WORK REQUIRED:
Show all lines holding the string "text".

**** DATASET RECORDS

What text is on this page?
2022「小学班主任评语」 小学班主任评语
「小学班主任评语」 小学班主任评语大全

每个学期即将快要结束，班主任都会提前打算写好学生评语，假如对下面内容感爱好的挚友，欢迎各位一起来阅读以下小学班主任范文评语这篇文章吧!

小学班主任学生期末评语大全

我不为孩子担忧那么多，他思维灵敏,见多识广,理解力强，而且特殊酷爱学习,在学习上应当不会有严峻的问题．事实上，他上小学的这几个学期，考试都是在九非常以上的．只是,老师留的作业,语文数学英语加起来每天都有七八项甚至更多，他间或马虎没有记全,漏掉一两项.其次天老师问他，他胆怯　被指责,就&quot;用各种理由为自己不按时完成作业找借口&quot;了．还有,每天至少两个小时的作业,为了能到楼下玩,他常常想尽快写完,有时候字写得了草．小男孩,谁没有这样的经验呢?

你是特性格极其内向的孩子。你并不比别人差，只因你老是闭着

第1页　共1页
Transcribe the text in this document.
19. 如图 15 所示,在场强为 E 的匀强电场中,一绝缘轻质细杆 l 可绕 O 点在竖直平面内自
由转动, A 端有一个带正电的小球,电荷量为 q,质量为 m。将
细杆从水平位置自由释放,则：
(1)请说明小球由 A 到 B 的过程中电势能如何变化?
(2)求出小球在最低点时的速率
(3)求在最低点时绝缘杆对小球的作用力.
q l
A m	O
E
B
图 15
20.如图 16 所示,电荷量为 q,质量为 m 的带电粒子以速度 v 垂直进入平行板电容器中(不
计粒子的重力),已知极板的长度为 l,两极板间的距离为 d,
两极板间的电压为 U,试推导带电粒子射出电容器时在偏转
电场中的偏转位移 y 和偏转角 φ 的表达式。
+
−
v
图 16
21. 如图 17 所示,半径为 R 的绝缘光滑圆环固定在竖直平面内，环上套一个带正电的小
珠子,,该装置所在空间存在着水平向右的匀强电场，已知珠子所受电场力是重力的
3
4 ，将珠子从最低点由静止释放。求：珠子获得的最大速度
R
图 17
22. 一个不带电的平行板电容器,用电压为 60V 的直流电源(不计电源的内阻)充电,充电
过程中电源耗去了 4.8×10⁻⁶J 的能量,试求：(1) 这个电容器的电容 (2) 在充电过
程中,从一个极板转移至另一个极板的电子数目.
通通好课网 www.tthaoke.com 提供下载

********

TASK RESPONSE:
What text is on this page?
Transcribe the text in this document.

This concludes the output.